▶ [SET PROBLEM]: Would you write out the entries below, every one of them, exactly?
··· RECORDS SUPPLIED
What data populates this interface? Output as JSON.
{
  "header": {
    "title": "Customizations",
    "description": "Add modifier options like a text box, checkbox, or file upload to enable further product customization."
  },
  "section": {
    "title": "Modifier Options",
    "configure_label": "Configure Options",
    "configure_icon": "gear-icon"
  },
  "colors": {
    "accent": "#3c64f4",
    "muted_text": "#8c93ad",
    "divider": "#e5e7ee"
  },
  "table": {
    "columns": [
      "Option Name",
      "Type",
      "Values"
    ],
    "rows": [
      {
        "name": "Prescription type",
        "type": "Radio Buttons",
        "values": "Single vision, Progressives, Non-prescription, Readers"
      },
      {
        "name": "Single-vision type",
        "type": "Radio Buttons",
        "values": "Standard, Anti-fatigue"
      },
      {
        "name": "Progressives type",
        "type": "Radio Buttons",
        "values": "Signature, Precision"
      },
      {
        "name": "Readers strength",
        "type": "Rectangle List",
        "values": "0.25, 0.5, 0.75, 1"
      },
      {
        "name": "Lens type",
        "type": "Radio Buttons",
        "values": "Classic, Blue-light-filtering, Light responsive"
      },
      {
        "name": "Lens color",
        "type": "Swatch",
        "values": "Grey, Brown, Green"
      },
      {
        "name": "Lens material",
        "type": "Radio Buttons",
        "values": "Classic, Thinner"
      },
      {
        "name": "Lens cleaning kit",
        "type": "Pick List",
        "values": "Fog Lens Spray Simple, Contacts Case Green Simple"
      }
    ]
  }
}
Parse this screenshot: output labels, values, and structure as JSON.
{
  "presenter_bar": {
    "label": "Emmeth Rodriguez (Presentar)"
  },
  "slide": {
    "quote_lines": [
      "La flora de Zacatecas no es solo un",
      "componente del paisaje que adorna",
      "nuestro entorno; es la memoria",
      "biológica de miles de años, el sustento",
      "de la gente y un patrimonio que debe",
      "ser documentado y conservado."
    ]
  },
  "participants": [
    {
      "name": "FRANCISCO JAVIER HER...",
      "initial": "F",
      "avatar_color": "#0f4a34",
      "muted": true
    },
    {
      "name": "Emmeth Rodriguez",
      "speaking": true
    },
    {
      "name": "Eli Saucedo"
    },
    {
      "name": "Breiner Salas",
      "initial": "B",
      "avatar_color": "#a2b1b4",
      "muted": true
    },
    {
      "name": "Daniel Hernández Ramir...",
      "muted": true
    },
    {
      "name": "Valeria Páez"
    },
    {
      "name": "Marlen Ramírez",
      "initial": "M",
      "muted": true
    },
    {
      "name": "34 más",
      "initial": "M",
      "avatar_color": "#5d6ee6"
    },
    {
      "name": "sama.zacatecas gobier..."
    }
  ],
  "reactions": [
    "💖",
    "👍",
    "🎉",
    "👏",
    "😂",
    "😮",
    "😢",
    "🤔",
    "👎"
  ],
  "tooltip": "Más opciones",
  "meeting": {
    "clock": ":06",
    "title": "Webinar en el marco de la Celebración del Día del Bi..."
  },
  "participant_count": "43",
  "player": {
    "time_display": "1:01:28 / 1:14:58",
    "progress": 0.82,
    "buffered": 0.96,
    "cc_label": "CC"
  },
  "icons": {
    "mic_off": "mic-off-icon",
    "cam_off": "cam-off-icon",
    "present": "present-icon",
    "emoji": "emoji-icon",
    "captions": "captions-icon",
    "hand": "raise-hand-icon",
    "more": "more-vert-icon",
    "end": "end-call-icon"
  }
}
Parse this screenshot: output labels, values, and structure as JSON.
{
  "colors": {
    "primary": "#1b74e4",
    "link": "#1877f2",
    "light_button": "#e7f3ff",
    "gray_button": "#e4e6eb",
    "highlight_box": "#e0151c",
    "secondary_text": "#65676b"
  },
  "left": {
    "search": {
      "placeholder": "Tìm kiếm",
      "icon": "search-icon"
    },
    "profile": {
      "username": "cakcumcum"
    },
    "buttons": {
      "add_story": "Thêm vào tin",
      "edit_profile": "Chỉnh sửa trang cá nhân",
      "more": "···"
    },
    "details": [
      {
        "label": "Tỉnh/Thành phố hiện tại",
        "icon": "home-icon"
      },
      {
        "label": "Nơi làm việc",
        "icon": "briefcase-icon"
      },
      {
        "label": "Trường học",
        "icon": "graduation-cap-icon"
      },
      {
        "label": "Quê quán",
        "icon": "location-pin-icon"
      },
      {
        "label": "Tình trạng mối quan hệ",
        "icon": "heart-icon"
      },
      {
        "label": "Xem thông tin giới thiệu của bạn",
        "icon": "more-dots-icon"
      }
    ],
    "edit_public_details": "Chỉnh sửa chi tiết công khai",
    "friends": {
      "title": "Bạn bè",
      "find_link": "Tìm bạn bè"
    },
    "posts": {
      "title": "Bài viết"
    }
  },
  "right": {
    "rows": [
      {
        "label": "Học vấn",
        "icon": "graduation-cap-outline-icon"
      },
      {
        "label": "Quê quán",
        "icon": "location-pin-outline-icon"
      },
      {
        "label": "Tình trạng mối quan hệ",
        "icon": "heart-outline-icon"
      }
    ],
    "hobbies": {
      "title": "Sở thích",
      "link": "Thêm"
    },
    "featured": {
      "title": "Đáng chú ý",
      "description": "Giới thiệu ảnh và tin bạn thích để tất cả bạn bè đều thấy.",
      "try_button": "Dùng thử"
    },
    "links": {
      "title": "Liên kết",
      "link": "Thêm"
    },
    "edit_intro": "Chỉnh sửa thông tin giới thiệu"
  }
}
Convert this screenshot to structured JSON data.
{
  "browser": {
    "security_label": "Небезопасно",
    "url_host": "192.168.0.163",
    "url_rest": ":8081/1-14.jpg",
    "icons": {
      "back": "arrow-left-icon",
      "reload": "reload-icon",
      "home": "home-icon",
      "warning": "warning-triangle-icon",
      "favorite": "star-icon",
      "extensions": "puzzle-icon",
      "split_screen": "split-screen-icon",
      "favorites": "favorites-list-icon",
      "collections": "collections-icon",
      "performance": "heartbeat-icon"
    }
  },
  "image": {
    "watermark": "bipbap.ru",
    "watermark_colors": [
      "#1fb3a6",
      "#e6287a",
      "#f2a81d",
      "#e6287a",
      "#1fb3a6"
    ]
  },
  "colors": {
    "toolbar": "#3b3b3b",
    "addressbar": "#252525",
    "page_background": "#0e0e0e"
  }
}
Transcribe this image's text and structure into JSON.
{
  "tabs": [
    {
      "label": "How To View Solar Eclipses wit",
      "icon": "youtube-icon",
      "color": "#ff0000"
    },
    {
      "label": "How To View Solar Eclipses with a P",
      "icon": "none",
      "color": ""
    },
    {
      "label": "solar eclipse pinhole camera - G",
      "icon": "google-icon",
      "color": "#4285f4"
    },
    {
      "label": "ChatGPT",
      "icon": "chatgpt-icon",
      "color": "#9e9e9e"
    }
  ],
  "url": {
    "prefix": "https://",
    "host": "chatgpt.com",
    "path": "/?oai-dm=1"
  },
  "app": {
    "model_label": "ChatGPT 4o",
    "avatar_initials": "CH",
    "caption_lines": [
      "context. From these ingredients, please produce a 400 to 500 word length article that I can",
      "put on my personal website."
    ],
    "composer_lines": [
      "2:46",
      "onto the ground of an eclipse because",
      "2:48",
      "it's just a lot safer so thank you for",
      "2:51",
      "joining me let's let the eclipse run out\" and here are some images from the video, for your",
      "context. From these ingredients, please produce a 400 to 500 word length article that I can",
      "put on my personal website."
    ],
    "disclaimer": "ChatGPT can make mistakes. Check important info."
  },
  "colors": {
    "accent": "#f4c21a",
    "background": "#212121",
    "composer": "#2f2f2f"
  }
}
······
▶ [TASK OUTPUT]:
What data populates this interface? Output as JSON.
{
  "header": {
    "title": "Customizations",
    "description": "Add modifier options like a text box, checkbox, or file upload to enable further product customization."
  },
  "section": {
    "title": "Modifier Options",
    "configure_label": "Configure Options",
    "configure_icon": "gear-icon"
  },
  "colors": {
    "accent": "#3c64f4",
    "muted_text": "#8c93ad",
    "divider": "#e5e7ee"
  },
  "table": {
    "columns": [
      "Option Name",
      "Type",
      "Values"
    ],
    "rows": [
      {
        "name": "Prescription type",
        "type": "Radio Buttons",
        "values": "Single vision, Progressives, Non-prescription, Readers"
      },
      {
        "name": "Single-vision type",
        "type": "Radio Buttons",
        "values": "Standard, Anti-fatigue"
      },
      {
        "name": "Progressives type",
        "type": "Radio Buttons",
        "values": "Signature, Precision"
      },
      {
        "name": "Readers strength",
        "type": "Rectangle List",
        "values": "0.25, 0.5, 0.75, 1"
      },
      {
        "name": "Lens type",
        "type": "Radio Buttons",
        "values": "Classic, Blue-light-filtering, Light responsive"
      },
      {
        "name": "Lens color",
        "type": "Swatch",
        "values": "Grey, Brown, Green"
      },
      {
        "name": "Lens material",
        "type": "Radio Buttons",
        "values": "Classic, Thinner"
      },
      {
        "name": "Lens cleaning kit",
        "type": "Pick List",
        "values": "Fog Lens Spray Simple, Contacts Case Green Simple"
      }
    ]
  }
}
Parse this screenshot: output labels, values, and structure as JSON.
{
  "presenter_bar": {
    "label": "Emmeth Rodriguez (Presentar)"
  },
  "slide": {
    "quote_lines": [
      "La flora de Zacatecas no es solo un",
      "componente del paisaje que adorna",
      "nuestro entorno; es la memoria",
      "biológica de miles de años, el sustento",
      "de la gente y un patrimonio que debe",
      "ser documentado y conservado."
    ]
  },
  "participants": [
    {
      "name": "FRANCISCO JAVIER HER...",
      "initial": "F",
      "avatar_color": "#0f4a34",
      "muted": true
    },
    {
      "name": "Emmeth Rodriguez",
      "speaking": true
    },
    {
      "name": "Eli Saucedo"
    },
    {
      "name": "Breiner Salas",
      "initial": "B",
      "avatar_color": "#a2b1b4",
      "muted": true
    },
    {
      "name": "Daniel Hernández Ramir...",
      "muted": true
    },
    {
      "name": "Valeria Páez"
    },
    {
      "name": "Marlen Ramírez",
      "initial": "M",
      "muted": true
    },
    {
      "name": "34 más",
      "initial": "M",
      "avatar_color": "#5d6ee6"
    },
    {
      "name": "sama.zacatecas gobier..."
    }
  ],
  "reactions": [
    "💖",
    "👍",
    "🎉",
    "👏",
    "😂",
    "😮",
    "😢",
    "🤔",
    "👎"
  ],
  "tooltip": "Más opciones",
  "meeting": {
    "clock": ":06",
    "title": "Webinar en el marco de la Celebración del Día del Bi..."
  },
  "participant_count": "43",
  "player": {
    "time_display": "1:01:28 / 1:14:58",
    "progress": 0.82,
    "buffered": 0.96,
    "cc_label": "CC"
  },
  "icons": {
    "mic_off": "mic-off-icon",
    "cam_off": "cam-off-icon",
    "present": "present-icon",
    "emoji": "emoji-icon",
    "captions": "captions-icon",
    "hand": "raise-hand-icon",
    "more": "more-vert-icon",
    "end": "end-call-icon"
  }
}
Parse this screenshot: output labels, values, and structure as JSON.
{
  "colors": {
    "primary": "#1b74e4",
    "link": "#1877f2",
    "light_button": "#e7f3ff",
    "gray_button": "#e4e6eb",
    "highlight_box": "#e0151c",
    "secondary_text": "#65676b"
  },
  "left": {
    "search": {
      "placeholder": "Tìm kiếm",
      "icon": "search-icon"
    },
    "profile": {
      "username": "cakcumcum"
    },
    "buttons": {
      "add_story": "Thêm vào tin",
      "edit_profile": "Chỉnh sửa trang cá nhân",
      "more": "···"
    },
    "details": [
      {
        "label": "Tỉnh/Thành phố hiện tại",
        "icon": "home-icon"
      },
      {
        "label": "Nơi làm việc",
        "icon": "briefcase-icon"
      },
      {
        "label": "Trường học",
        "icon": "graduation-cap-icon"
      },
      {
        "label": "Quê quán",
        "icon": "location-pin-icon"
      },
      {
        "label": "Tình trạng mối quan hệ",
        "icon": "heart-icon"
      },
      {
        "label": "Xem thông tin giới thiệu của bạn",
        "icon": "more-dots-icon"
      }
    ],
    "edit_public_details": "Chỉnh sửa chi tiết công khai",
    "friends": {
      "title": "Bạn bè",
      "find_link": "Tìm bạn bè"
    },
    "posts": {
      "title": "Bài viết"
    }
  },
  "right": {
    "rows": [
      {
        "label": "Học vấn",
        "icon": "graduation-cap-outline-icon"
      },
      {
        "label": "Quê quán",
        "icon": "location-pin-outline-icon"
      },
      {
        "label": "Tình trạng mối quan hệ",
        "icon": "heart-outline-icon"
      }
    ],
    "hobbies": {
      "title": "Sở thích",
      "link": "Thêm"
    },
    "featured": {
      "title": "Đáng chú ý",
      "description": "Giới thiệu ảnh và tin bạn thích để tất cả bạn bè đều thấy.",
      "try_button": "Dùng thử"
    },
    "links": {
      "title": "Liên kết",
      "link": "Thêm"
    },
    "edit_intro": "Chỉnh sửa thông tin giới thiệu"
  }
}
Convert this screenshot to structured JSON data.
{
  "browser": {
    "security_label": "Небезопасно",
    "url_host": "192.168.0.163",
    "url_rest": ":8081/1-14.jpg",
    "icons": {
      "back": "arrow-left-icon",
      "reload": "reload-icon",
      "home": "home-icon",
      "warning": "warning-triangle-icon",
      "favorite": "star-icon",
      "extensions": "puzzle-icon",
      "split_screen": "split-screen-icon",
      "favorites": "favorites-list-icon",
      "collections": "collections-icon",
      "performance": "heartbeat-icon"
    }
  },
  "image": {
    "watermark": "bipbap.ru",
    "watermark_colors": [
      "#1fb3a6",
      "#e6287a",
      "#f2a81d",
      "#e6287a",
      "#1fb3a6"
    ]
  },
  "colors": {
    "toolbar": "#3b3b3b",
    "addressbar": "#252525",
    "page_background": "#0e0e0e"
  }
}
Transcribe this image's text and structure into JSON.
{
  "tabs": [
    {
      "label": "How To View Solar Eclipses wit",
      "icon": "youtube-icon",
      "color": "#ff0000"
    },
    {
      "label": "How To View Solar Eclipses with a P",
      "icon": "none",
      "color": ""
    },
    {
      "label": "solar eclipse pinhole camera - G",
      "icon": "google-icon",
      "color": "#4285f4"
    },
    {
      "label": "ChatGPT",
      "icon": "chatgpt-icon",
      "color": "#9e9e9e"
    }
  ],
  "url": {
    "prefix": "https://",
    "host": "chatgpt.com",
    "path": "/?oai-dm=1"
  },
  "app": {
    "model_label": "ChatGPT 4o",
    "avatar_initials": "CH",
    "caption_lines": [
      "context. From these ingredients, please produce a 400 to 500 word length article that I can",
      "put on my personal website."
    ],
    "composer_lines": [
      "2:46",
      "onto the ground of an eclipse because",
      "2:48",
      "it's just a lot safer so thank you for",
      "2:51",
      "joining me let's let the eclipse run out\" and here are some images from the video, for your",
      "context. From these ingredients, please produce a 400 to 500 word length article that I can",
      "put on my personal website."
    ],
    "disclaimer": "ChatGPT can make mistakes. Check important info."
  },
  "colors": {
    "accent": "#f4c21a",
    "background": "#212121",
    "composer": "#2f2f2f"
  }
}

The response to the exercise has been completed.